▶ **Data records**
——————————

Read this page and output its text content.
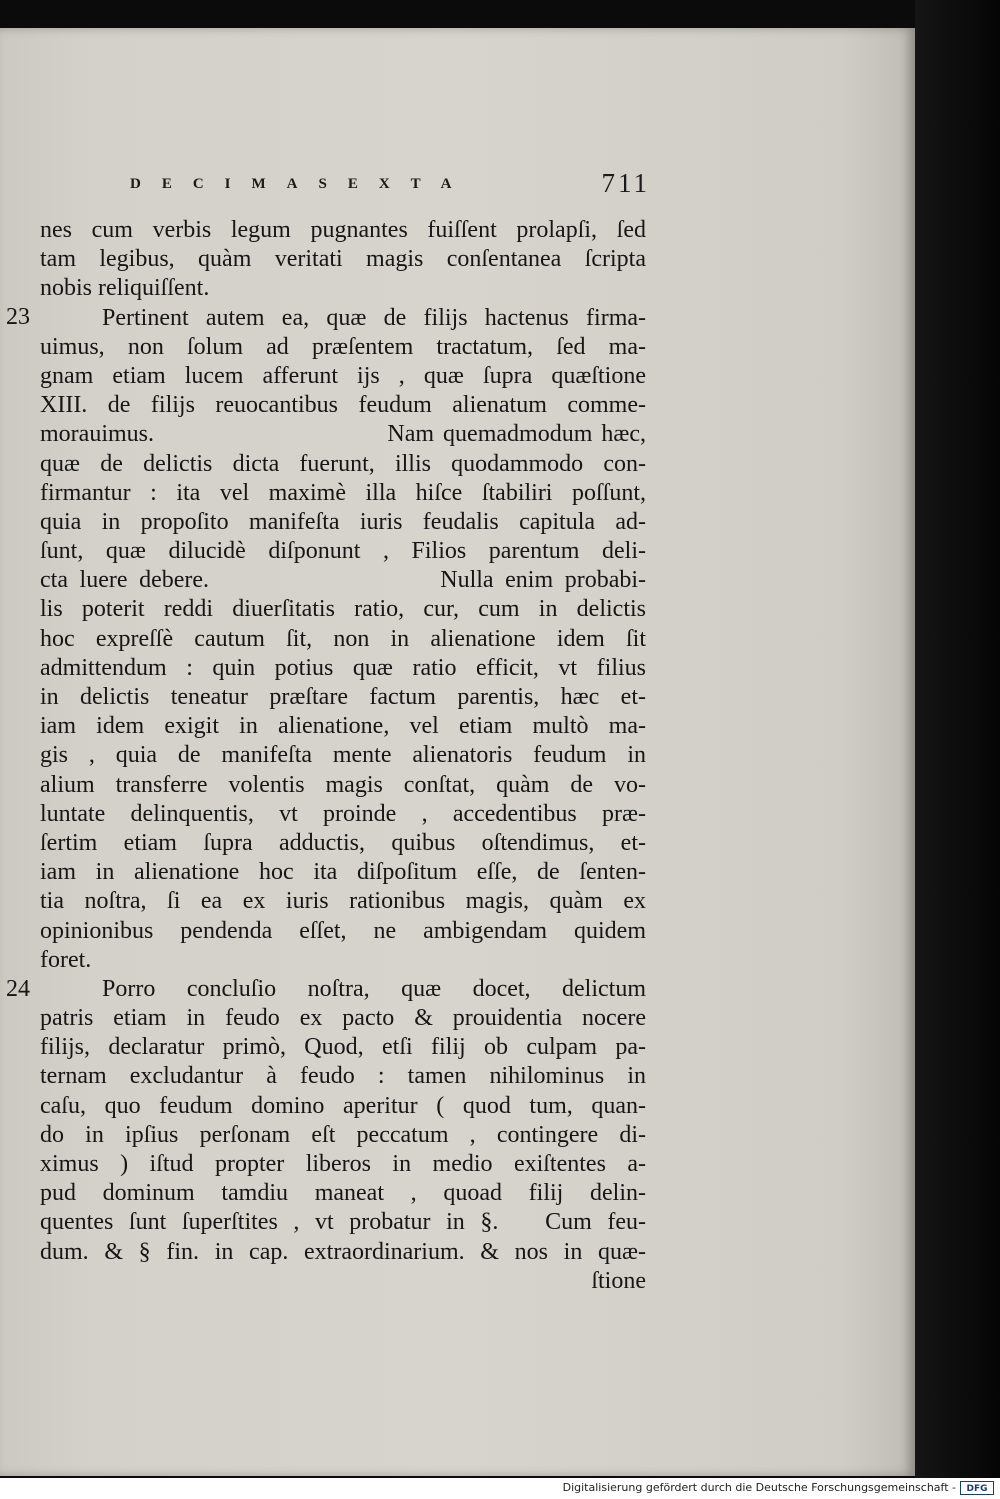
DECIMASEXTA	711
23
24
nes cum verbis legum pugnantes fuiſſent prolapſi, ſed
tam legibus, quàm veritati magis conſentanea ſcripta
nobis reliquiſſent.
Pertinent autem ea, quæ de filijs hactenus firma-
uimus, non ſolum ad præſentem tractatum, ſed ma-
gnam etiam lucem afferunt ijs , quæ ſupra quæſtione
XIII. de filijs reuocantibus feudum alienatum comme-
morauimus.                          Nam quemadmodum hæc,
quæ de delictis dicta fuerunt, illis quodammodo con-
firmantur : ita vel maximè illa hiſce ſtabiliri poſſunt,
quia in propoſito manifeſta iuris feudalis capitula ad-
ſunt, quæ dilucidè diſponunt , Filios parentum deli-
cta luere debere.                    Nulla enim probabi-
lis poterit reddi diuerſitatis ratio, cur, cum in delictis
hoc expreſſè cautum ſit, non in alienatione idem ſit
admittendum : quin potius quæ ratio efficit, vt filius
in delictis teneatur præſtare factum parentis, hæc et-
iam idem exigit in alienatione, vel etiam multò ma-
gis , quia de manifeſta mente alienatoris feudum in
alium transferre volentis magis conſtat, quàm de vo-
luntate delinquentis, vt proinde , accedentibus præ-
ſertim etiam ſupra adductis, quibus oſtendimus, et-
iam in alienatione hoc ita diſpoſitum eſſe, de ſenten-
tia noſtra, ſi ea ex iuris rationibus magis, quàm ex
opinionibus pendenda eſſet, ne ambigendam quidem
foret.
Porro concluſio noſtra, quæ docet, delictum
patris etiam in feudo ex pacto & prouidentia nocere
filijs, declaratur primò, Quod, etſi filij ob culpam pa-
ternam excludantur à feudo : tamen nihilominus in
caſu, quo feudum domino aperitur ( quod tum, quan-
do in ipſius perſonam eſt peccatum , contingere di-
ximus ) iſtud propter liberos in medio exiſtentes a-
pud dominum tamdiu maneat , quoad filij delin-
quentes ſunt ſuperſtites , vt probatur in §.   Cum feu-
dum. & § fin. in cap. extraordinarium. & nos in quæ-
ſtione
Digitalisierung gefördert durch die Deutsche Forschungsgemeinschaft -	DFG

——————————

Set every line down exactly as written, leaving each picture out.

▶ **Written response**
Read this page and output its text content.
DECIMASEXTA	711
23
24
nes cum verbis legum pugnantes fuiſſent prolapſi, ſed
tam legibus, quàm veritati magis conſentanea ſcripta
nobis reliquiſſent.
Pertinent autem ea, quæ de filijs hactenus firma-
uimus, non ſolum ad præſentem tractatum, ſed ma-
gnam etiam lucem afferunt ijs , quæ ſupra quæſtione
XIII. de filijs reuocantibus feudum alienatum comme-
morauimus.                          Nam quemadmodum hæc,
quæ de delictis dicta fuerunt, illis quodammodo con-
firmantur : ita vel maximè illa hiſce ſtabiliri poſſunt,
quia in propoſito manifeſta iuris feudalis capitula ad-
ſunt, quæ dilucidè diſponunt , Filios parentum deli-
cta luere debere.                    Nulla enim probabi-
lis poterit reddi diuerſitatis ratio, cur, cum in delictis
hoc expreſſè cautum ſit, non in alienatione idem ſit
admittendum : quin potius quæ ratio efficit, vt filius
in delictis teneatur præſtare factum parentis, hæc et-
iam idem exigit in alienatione, vel etiam multò ma-
gis , quia de manifeſta mente alienatoris feudum in
alium transferre volentis magis conſtat, quàm de vo-
luntate delinquentis, vt proinde , accedentibus præ-
ſertim etiam ſupra adductis, quibus oſtendimus, et-
iam in alienatione hoc ita diſpoſitum eſſe, de ſenten-
tia noſtra, ſi ea ex iuris rationibus magis, quàm ex
opinionibus pendenda eſſet, ne ambigendam quidem
foret.
Porro concluſio noſtra, quæ docet, delictum
patris etiam in feudo ex pacto & prouidentia nocere
filijs, declaratur primò, Quod, etſi filij ob culpam pa-
ternam excludantur à feudo : tamen nihilominus in
caſu, quo feudum domino aperitur ( quod tum, quan-
do in ipſius perſonam eſt peccatum , contingere di-
ximus ) iſtud propter liberos in medio exiſtentes a-
pud dominum tamdiu maneat , quoad filij delin-
quentes ſunt ſuperſtites , vt probatur in §.   Cum feu-
dum. & § fin. in cap. extraordinarium. & nos in quæ-
ſtione
Digitalisierung gefördert durch die Deutsche Forschungsgemeinschaft -	DFG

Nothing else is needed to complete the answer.